--- TEXTE SOURCE ---
★ ★ ★ ★
Province du Sind

(Pakistan)

Province du Sind

 
Capitale: Karachi
Population: 34 millions
Langues officielles: sindhi et ourdou
Groupe majoritaire: sindhi (70 % de la province)
Groupes minoritaires:
ourdou, gujarati, jadgali, koli, od, saraiki, etc.
Système politique: l’une des quatre provinces de la République islamique du Pakistan
Articles constitutionnels (langue): art. 28, 251 et 255 de la Constitution fédérale de 1973
Lois linguistiques:
Loi sur la Commission de service public (1989);
Règlement sur le service du personnel judiciaire (1992); Ordonnance sur l'administration locale du Sind (2001); Loi sur l'administration locale (2013).

1 Situation géopolitique

  Le Sind (ou officiellement Sindh selon la Constitution pakistanaise) fait partie de l’une des quatre provinces de la République islamique du Pakistan. Cette province de 140 900 km² (Pakistan: 803 940 km²) est située au sud-est du pays. Le Sind est borné au sud par la mer d’Oman, à l’ouest et au nord-ouest par la province du Baloutchistan, au nord par la province du Panjab et à l’est par l’Inde (voir la carte). Sa capitale est Karachi.
★ ★ ★ ★
--- DONNÉES FOURNIES ---

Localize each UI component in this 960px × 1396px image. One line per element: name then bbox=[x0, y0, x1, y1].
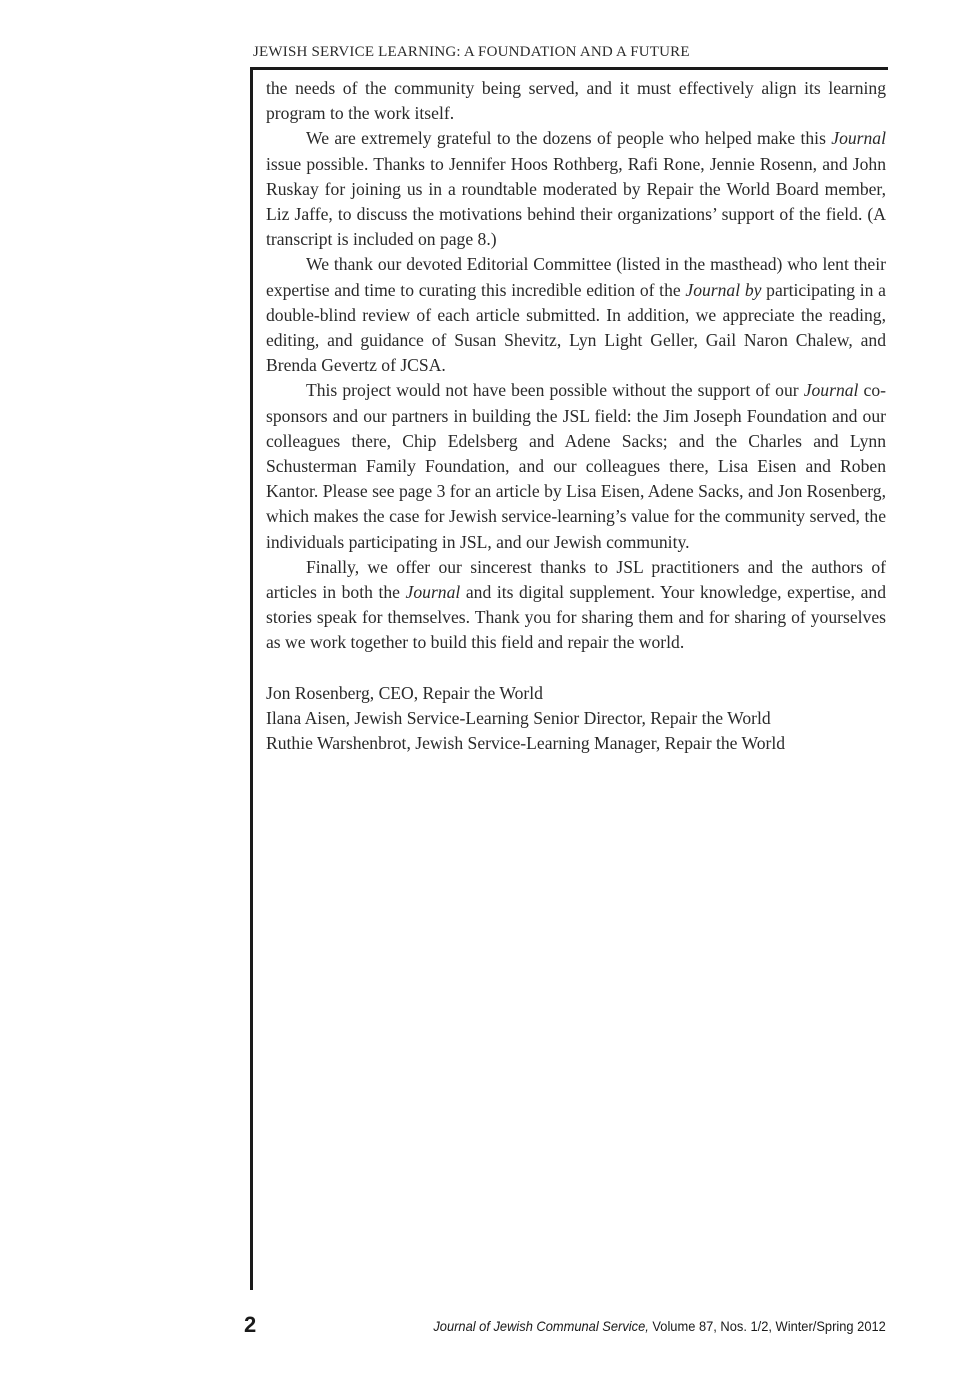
paragraph-2-text-b: issue possible. Thanks to Jennifer Hoos Rothberg, Rafi Rone, Jennie Rosenn, and John Ruskay for joining us in a roundtable moderated by Repair the World Board member, Liz Jaffe, to discuss the motivations behind their organizations’ support of the field. (A transcript is included on page 8.) bbox=[266, 153, 886, 250]
paragraph-4-text-b: co-sponsors and our partners in building the JSL field: the Jim Joseph Foundation and our colleagues there, Chip Edelsberg and Adene Sacks; and the Charles and Lynn Schusterman Family Foundation, and our colleagues there, Lisa Eisen and Roben Kantor. Please see page 3 for an article by Lisa Eisen, Adene Sacks, and Jon Rosenberg, which makes the case for Jewish service-learning’s value for the community served, the individuals participating in JSL, and our Jewish community. bbox=[266, 380, 886, 552]
paragraph-2 bbox=[266, 126, 886, 252]
paragraph-3-text-a: We thank our devoted Editorial Committee (listed in the masthead) who lent their expertise and time to curating this incredible edition of the bbox=[266, 254, 886, 300]
footer-issue-info: Volume 87, Nos. 1/2, Winter/Spring 2012 bbox=[649, 1318, 886, 1334]
paragraph-3 bbox=[266, 252, 886, 378]
article-body bbox=[266, 76, 886, 756]
paragraph-4 bbox=[266, 378, 886, 554]
signature-line: Ilana Aisen, Jewish Service-Learning Senior Director, Repair the World bbox=[266, 707, 771, 728]
left-rule bbox=[250, 67, 253, 1290]
journal-title-italic: Journal bbox=[831, 128, 886, 149]
paragraph-5 bbox=[266, 555, 886, 656]
journal-title-italic: Journal by bbox=[685, 279, 762, 300]
paragraph-5-text-a: Finally, we offer our sincerest thanks to JSL practitioners and the authors of articles in both the bbox=[266, 556, 886, 603]
journal-title-italic: Journal bbox=[405, 582, 461, 603]
footer-citation bbox=[434, 1318, 886, 1334]
top-rule bbox=[250, 67, 888, 70]
journal-title-italic: Journal bbox=[803, 380, 859, 401]
paragraph-4-text-a: This project would not have been possible without the support of our bbox=[306, 380, 804, 401]
page-number: 2 bbox=[244, 1312, 257, 1337]
paragraph-2-text-a: We are extremely grateful to the dozens of people who helped make this bbox=[306, 128, 832, 149]
signature-line: Jon Rosenberg, CEO, Repair the World bbox=[266, 682, 543, 703]
running-head: JEWISH SERVICE LEARNING: A FOUNDATION AND A FUTURE bbox=[253, 44, 690, 60]
signature-block bbox=[266, 681, 886, 757]
paragraph-3-text-b: participating in a double-blind review of each article submitted. In addition, we appreciate the reading, editing, and guidance of Susan Shevitz, Lyn Light Geller, Gail Naron Chalew, and Brenda Gevertz of JCSA. bbox=[266, 279, 886, 376]
footer-journal-title: Journal of Jewish Communal Service, bbox=[433, 1318, 650, 1334]
paragraph-5-text-b: and its digital supplement. Your knowledge, expertise, and stories speak for themselves. Thank you for sharing them and for sharing of yourselves as we work together to build this field and repair the world. bbox=[266, 582, 886, 653]
signature-line: Ruthie Warshenbrot, Jewish Service-Learning Manager, Repair the World bbox=[266, 733, 786, 754]
paragraph-1-text: the needs of the community being served, and it must effectively align its learning program to the work itself. bbox=[266, 78, 886, 124]
paragraph-1 bbox=[266, 76, 886, 126]
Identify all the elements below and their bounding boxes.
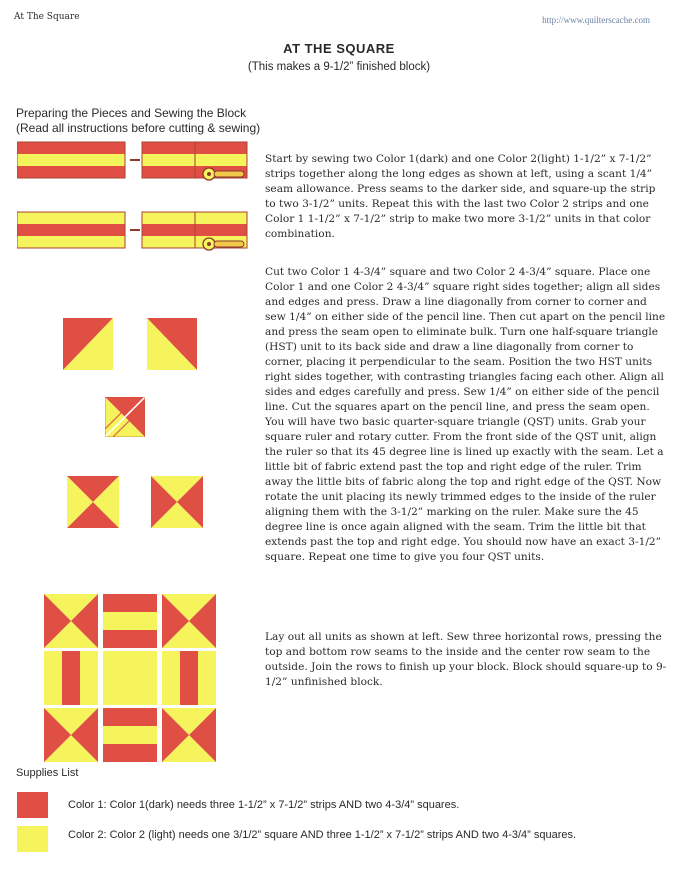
★ ★ ★ ★
--- ENSEMBLE DE TÂCHES ---
1) Quelle superficie le texte sur la province du Sind attribue-t-il à cette province ?
2) Énumérez toutes les lois linguistiques mentionnées dans le texte sur la province du Sind, avec leur année.
3) Rédigez la suite du texte sur la province du Sind à partir de sa dernière phrase.

--- RÉPONSES FINALES ---
1) 140 900 km²

2) Loi sur la Commission de service public (1989) ; Règlement sur le service du personnel judiciaire (1992) ; Ordonnance sur l'administration locale du Sind (2001) ; Loi sur l'administration locale (2013).

3)
Rappelons que le Pakistan forme une république fédérale islamique divisée en quatre provinces avec chacune son Chief Minister et son assemblée législative: le Baloutchistan (frontière sud-ouest avec l’Iran et l’Afghanistan), la province de la Frontière du Nord-Ouest («North-West Frontier»: à la frontière nord-ouest avec l’Afghanistan), le Panjab (frontière nord-est avec l’Inde) et le Sind (frontière sud-est avec la mer d’Oman et l’Inde). Dans les faits, le Sind a été transformé en un cantonnement militaire par le gouvernement fédéral. Les militaires se comportent comme s’ils occupaient un territoire ennemi, avec cette différence que, tous les jours, ils humilient, torturent et tuent des civils innocents.

2 Données démolinguistiques

Dans ce pays de 153 millions d’habitants (2003), c’est la province du Panjab représentant 53,8 % de l’ensemble de la population qui constitue de ce fait la province la plus puissante dans la fédération. Elle est suivie de la province du Sind (22,2 %), de la province de la Frontière-du-Nord-Ouest (12,8 %) et de la province du Baloutchistan (4,8 %). Au plan religieux, la plupart des Pakistanais sont de religion musulmane (96 %) dont 77 % de rite sunnite et 20 % de rite chiite. Les autres groupes forment ce qu’on appelle les «minorités» et représentent 3,3 % de la population: ils se composent de chrétiens, d'hindous, d'ahmadis, de parsis, de bouddhistes et de sikhs.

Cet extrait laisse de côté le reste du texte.